##### Material to process #####

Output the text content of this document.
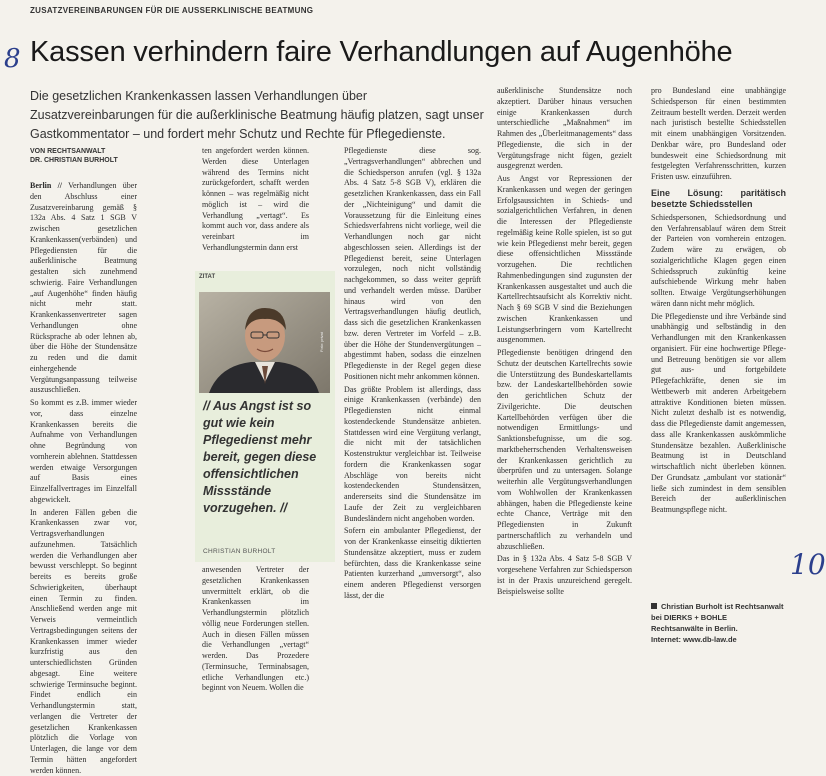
ZUSATZVEREINBARUNGEN FÜR DIE AUSSERKLINISCHE BEATMUNG
8 Kassen verhindern faire Verhandlungen auf Augenhöhe
Die gesetzlichen Krankenkassen lassen Verhandlungen über Zusatzvereinbarungen für die außerklinische Beatmung häufig platzen, sagt unser Gastkommentator – und fordert mehr Schutz und Rechte für Pflegedienste.
VON RECHTSANWALT
DR. CHRISTIAN BURHOLT

Berlin // Verhandlungen über den Abschluss einer Zusatzvereinbarung gemäß § 132a Abs. 4 Satz 1 SGB V zwischen gesetzlichen Krankenkassen(verbänden) und Pflegediensten für die außerklinische Beatmung gestalten sich zunehmend schwierig. Faire Verhandlungen „auf Augenhöhe“ finden häufig nicht mehr statt. Krankenkassenvertreter sagen Verhandlungen ohne Rücksprache ab oder lehnen ab, über die Höhe der Stundensätze zu reden und die damit einhergehende Vergütungsanpassung teilweise auszuschließen.

So kommt es z.B. immer wieder vor, dass einzelne Krankenkassen bereits die Aufnahme von Verhandlungen ohne Begründung von vornherein ablehnen. Stattdessen werden etwaige Versorgungen auf Basis eines Einzelfallvertrages im Einzelfall abgewickelt.

In anderen Fällen geben die Krankenkassen zwar vor, Vertragsverhandlungen aufzunehmen. Tatsächlich werden die Verhandlungen aber bewusst verschleppt. So beginnt bereits es bereits große Schwierigkeiten, überhaupt einen Termin zu finden. Anschließend werden ange mit Verweis vermeintlich Vertragsbedingungen seitens der Krankenkassen immer wieder kurzfristig aus den unterschiedlichsten Gründen abgesagt. Eine weitere schwierige Terminsuche beginnt. Findet endlich ein Verhandlungstermin statt, verlangen die Vertreter der gesetzlichen Krankenkassen plötzlich die Vorlage von Unterlagen, die lange vor dem Termin hätten angefordert werden können.

ten angefordert werden können. Werden diese Unterlagen während des Termins nicht zurückgefordert, schafft werden können – was regelmäßig nicht möglich ist – wird die Verhandlung „vertagt“. Es kommt auch vor, dass andere als vereinbart im Verhandlungstermin dann erst

ZITAT
Foto: privat
// Aus Angst ist so gut wie kein Pflegedienst mehr bereit, gegen diese offensichtlichen Missstände vorzugehen. //
CHRISTIAN BURHOLT

anwesenden Vertreter der gesetzlichen Krankenkassen unvermittelt erklärt, ob die Krankenkassen im Verhandlungstermin plötzlich völlig neue Forderungen stellen. Auch in diesen Fällen müssen die Verhandlungen „vertagt“ werden. Das Prozedere (Terminsuche, Terminabsagen, etliche Verhandlungen etc.) beginnt von Neuem. Wollen die

Pflegedienste diese sog. „Vertragsverhandlungen“ abbrechen und die Schiedsperson anrufen (vgl. § 132a Abs. 4 Satz 5-8 SGB V), erklären die gesetzlichen Krankenkassen, dass ein Fall der „Nichteinigung“ und damit die Voraussetzung für die Einleitung eines Schiedsverfahrens nicht vorliege, weil die Verhandlungen noch gar nicht abgeschlossen seien. Allerdings ist der Pflegedienst bereit, seine Unterlagen vorzulegen, noch nicht vollständig nachgekommen, so dass weiter geprüft und verhandelt werden müsse. Darüber hinaus wird von den Vertragsverhandlungen häufig deutlich, dass sich die gesetzlichen Krankenkassen bzw. deren Vertreter im Vorfeld – z.B. über die Höhe der Stundenvergütungen – abgestimmt haben, sodass die einzelnen Pflegedienste in der Regel gegen diese Positionen nicht mehr ankommen können.

Das größte Problem ist allerdings, dass einige Krankenkassen (verbände) den Pflegediensten nicht einmal kostendeckende Stundensätze anbieten. Stattdessen wird eine Vergütung verlangt, die nicht mit der tatsächlichen Kostenstruktur vergleichbar ist. Teilweise fordern die Krankenkassen sogar Abschläge von bereits nicht kostendeckenden Stundensätzen, andererseits sind die Stundensätze im Laufe der Zeit zu vergleichbaren Bundesländern nicht angehoben worden.

Sofern ein ambulanter Pflegedienst, der von der Krankenkasse einseitig diktierten Stundensätze akzeptiert, muss er zudem befürchten, dass die Krankenkasse seine Patienten kurzerhand „umversorgt“, also einem anderen Pflegedienst versorgen lässt, der die

außerklinische Stundensätze noch akzeptiert. Darüber hinaus versuchen einige Krankenkassen durch unterschiedliche „Maßnahmen“ im Rahmen des „Überleitmanagements“ dass Pflegedienste, die sich in der Vergütungsfrage nicht fügen, gezielt ausgegrenzt werden.

Aus Angst vor Repressionen der Krankenkassen und wegen der geringen Erfolgsaussichten in Schieds- und sozialgerichtlichen Verfahren, in denen die Interessen der Pflegedienste regelmäßig keine Rolle spielen, ist so gut wie kein Pflegedienst mehr bereit, gegen diese offensichtlichen Missstände vorzugehen. Die rechtlichen Rahmenbedingungen sind zugunsten der Krankenkassen ausgestaltet und auch die Kartellrechtsaufsicht als Korrektiv nicht. Nach § 69 SGB V sind die Beziehungen zwischen Krankenkassen und Leistungserbringern vom Kartellrecht ausgenommen.

Pflegedienste benötigen dringend den Schutz der deutschen Kartellrechts sowie die Unterstützung des Bundeskartellamts bzw. der Landeskartellbehörden sowie den gerichtlichen Schutz der Zivilgerichte. Die deutschen Kartellbehörden verfügen über die notwendigen Ermittlungs- und Sanktionsbefugnisse, um die sog. marktbeherrschenden Verhaltensweisen der Krankenkassen gerichtlich zu überprüfen und zu untersagen. Solange weiterhin alle Vergütungsverhandlungen vom Wohlwollen der Krankenkassen abhängen, haben die Pflegedienste keine echte Chance, Verträge mit den Pflegediensten in Zukunft partnerschaftlich zu verhandeln und abzuschließen.

Das in § 132a Abs. 4 Satz 5-8 SGB V vorgesehene Verfahren zur Schiedsperson ist in der Praxis unzureichend geregelt. Beispielsweise sollte

pro Bundesland eine unabhängige Schiedsperson für einen bestimmten Zeitraum bestellt werden. Derzeit werden nach juristisch bestellte Schiedsstellen mit einem unabhängigen Vorsitzenden. Denkbar wäre, pro Bundesland oder bundesweit eine Schiedsordnung mit festgelegten Verfahrensschritten, kurzen Fristen usw. einzuführen.

Eine Lösung: paritätisch besetzte Schiedsstellen

Schiedspersonen, Schiedsordnung und den Verfahrensablauf wären dem Streit der Parteien von vornherein entzogen. Zudem wäre zu erwägen, ob sozialgerichtliche Klagen gegen einen Schiedsspruch zukünftig keine aufschiebende Wirkung mehr haben sollten. Etwaige Vergütungserhöhungen wären dann nicht mehr möglich.

Die Pflegedienste und ihre Verbände sind unabhängig und selbständig in den Verhandlungen mit den Krankenkassen organisiert. Für eine hochwertige Pflege- und Betreuung benötigen sie vor allem gut aus- und fortgebildete Pflegefachkräfte, denen sie im Wettbewerb mit anderen Arbeitgebern attraktive Konditionen bieten müssen. Nicht zuletzt deshalb ist es notwendig, dass die Pflegedienste damit angemessen, dass alle Krankenkassen auskömmliche Stundensätze bezahlen. Außerklinische Beatmung ist in Deutschland wirtschaftlich nicht überleben können. Der Grundsatz „ambulant vor stationär“ ließe sich zumindest in dem sensiblen Bereich der außerklinischen Beatmungspflege nicht.

Christian Burholt ist Rechtsanwalt bei DIERKS + BOHLE
Rechtsanwälte in Berlin.
Internet: www.db-law.de
10
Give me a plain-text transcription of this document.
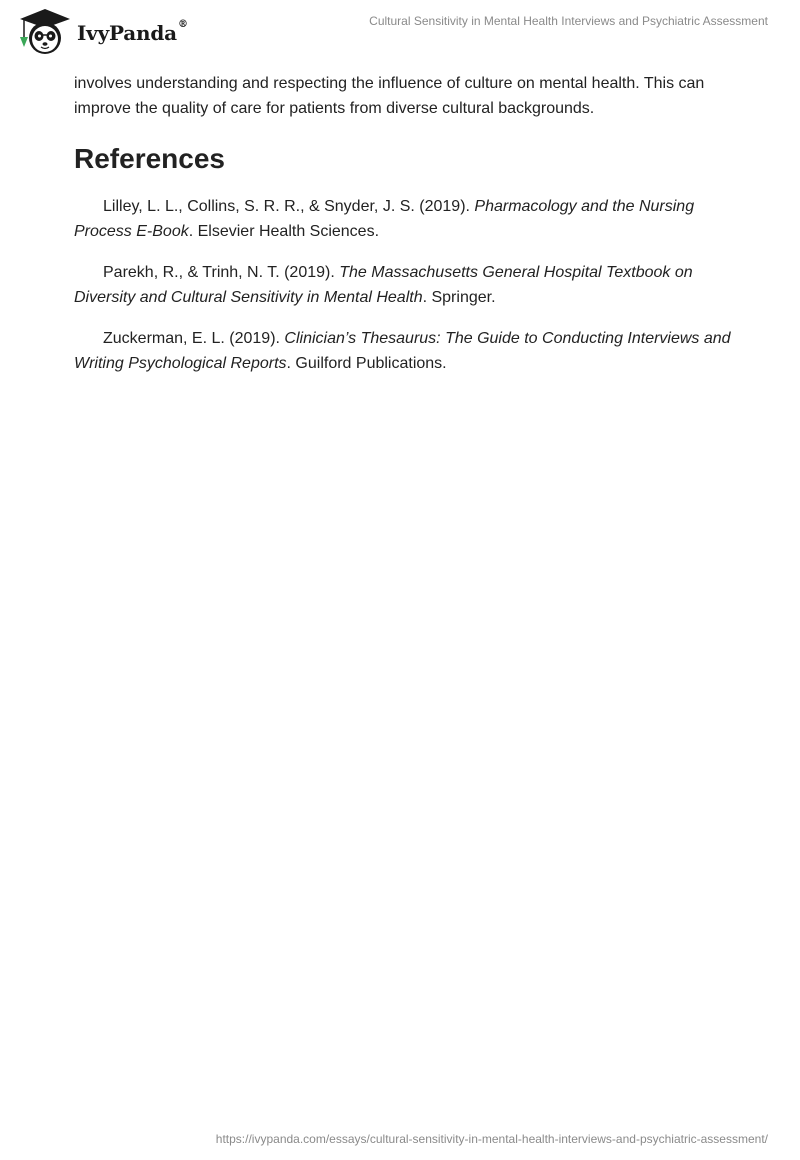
IvyPanda®	Cultural Sensitivity in Mental Health Interviews and Psychiatric Assessment

involves understanding and respecting the influence of culture on mental health. This can improve the quality of care for patients from diverse cultural backgrounds.

References

Lilley, L. L., Collins, S. R. R., & Snyder, J. S. (2019). Pharmacology and the Nursing Process E-Book. Elsevier Health Sciences.

Parekh, R., & Trinh, N. T. (2019). The Massachusetts General Hospital Textbook on Diversity and Cultural Sensitivity in Mental Health. Springer.

Zuckerman, E. L. (2019). Clinician’s Thesaurus: The Guide to Conducting Interviews and Writing Psychological Reports. Guilford Publications.

https://ivypanda.com/essays/cultural-sensitivity-in-mental-health-interviews-and-psychiatric-assessment/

#####

_Action item_. Look for the string "document" in the records, and copy every line where it is found.

_Answer box_.
Output the text content of this document.
Give me a plain-text transcription of this document.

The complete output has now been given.